Repeat each line of the material below exactly as it appears, minus any pictures.

####################

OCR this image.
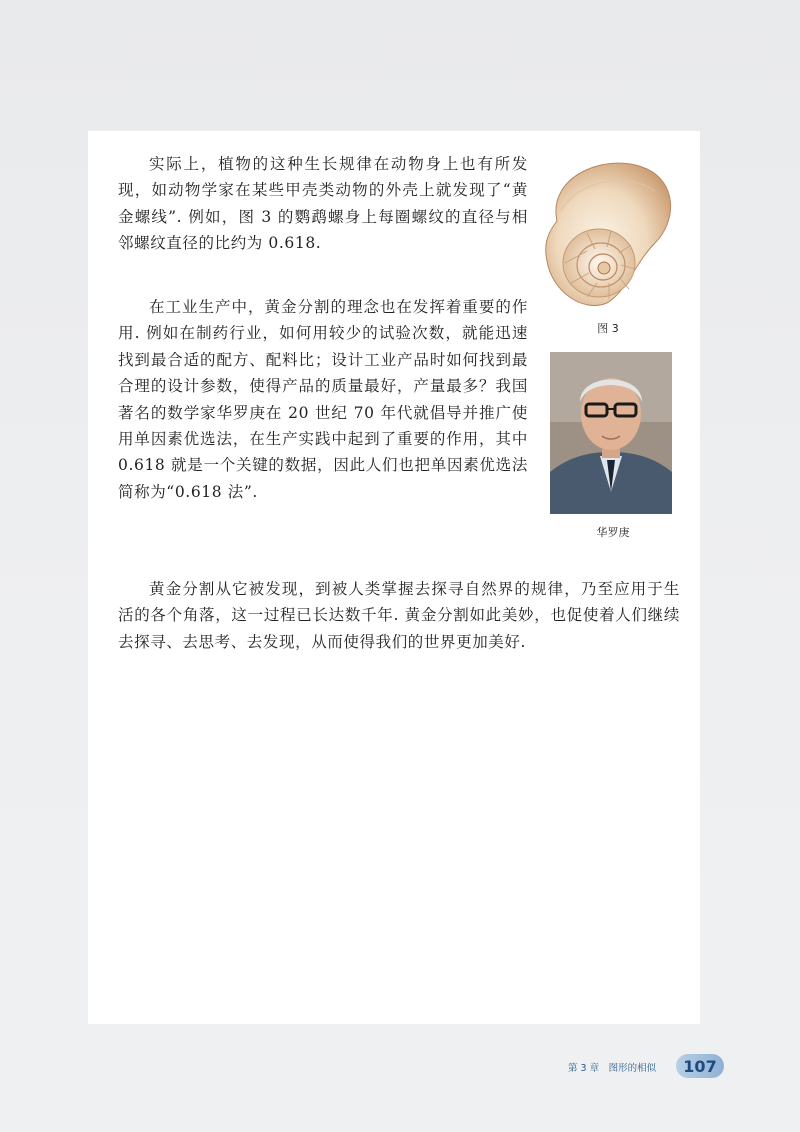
实际上，植物的这种生长规律在动物身上也有所发现，如动物学家在某些甲壳类动物的外壳上就发现了“黄金螺线”. 例如，图 3 的鹦鹉螺身上每圈螺纹的直径与相邻螺纹直径的比约为 0.618.

图 3

在工业生产中，黄金分割的理念也在发挥着重要的作用. 例如在制药行业，如何用较少的试验次数，就能迅速找到最合适的配方、配料比；设计工业产品时如何找到最合理的设计参数，使得产品的质量最好，产量最多？我国著名的数学家华罗庚在 20 世纪 70 年代就倡导并推广使用单因素优选法，在生产实践中起到了重要的作用，其中 0.618 就是一个关键的数据，因此人们也把单因素优选法简称为“0.618 法”.

华罗庚

黄金分割从它被发现，到被人类掌握去探寻自然界的规律，乃至应用于生活的各个角落，这一过程已长达数千年. 黄金分割如此美妙，也促使着人们继续去探寻、去思考、去发现，从而使得我们的世界更加美好.

第 3 章　图形的相似 107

####################

▶ **Finished exercise**:
OCR this image.
实际上，植物的这种生长规律在动物身上也有所发现，如动物学家在某些甲壳类动物的外壳上就发现了“黄金螺线”. 例如，图 3 的鹦鹉螺身上每圈螺纹的直径与相邻螺纹直径的比约为 0.618.

图 3

在工业生产中，黄金分割的理念也在发挥着重要的作用. 例如在制药行业，如何用较少的试验次数，就能迅速找到最合适的配方、配料比；设计工业产品时如何找到最合理的设计参数，使得产品的质量最好，产量最多？我国著名的数学家华罗庚在 20 世纪 70 年代就倡导并推广使用单因素优选法，在生产实践中起到了重要的作用，其中 0.618 就是一个关键的数据，因此人们也把单因素优选法简称为“0.618 法”.

华罗庚

黄金分割从它被发现，到被人类掌握去探寻自然界的规律，乃至应用于生活的各个角落，这一过程已长达数千年. 黄金分割如此美妙，也促使着人们继续去探寻、去思考、去发现，从而使得我们的世界更加美好.

第 3 章　图形的相似 107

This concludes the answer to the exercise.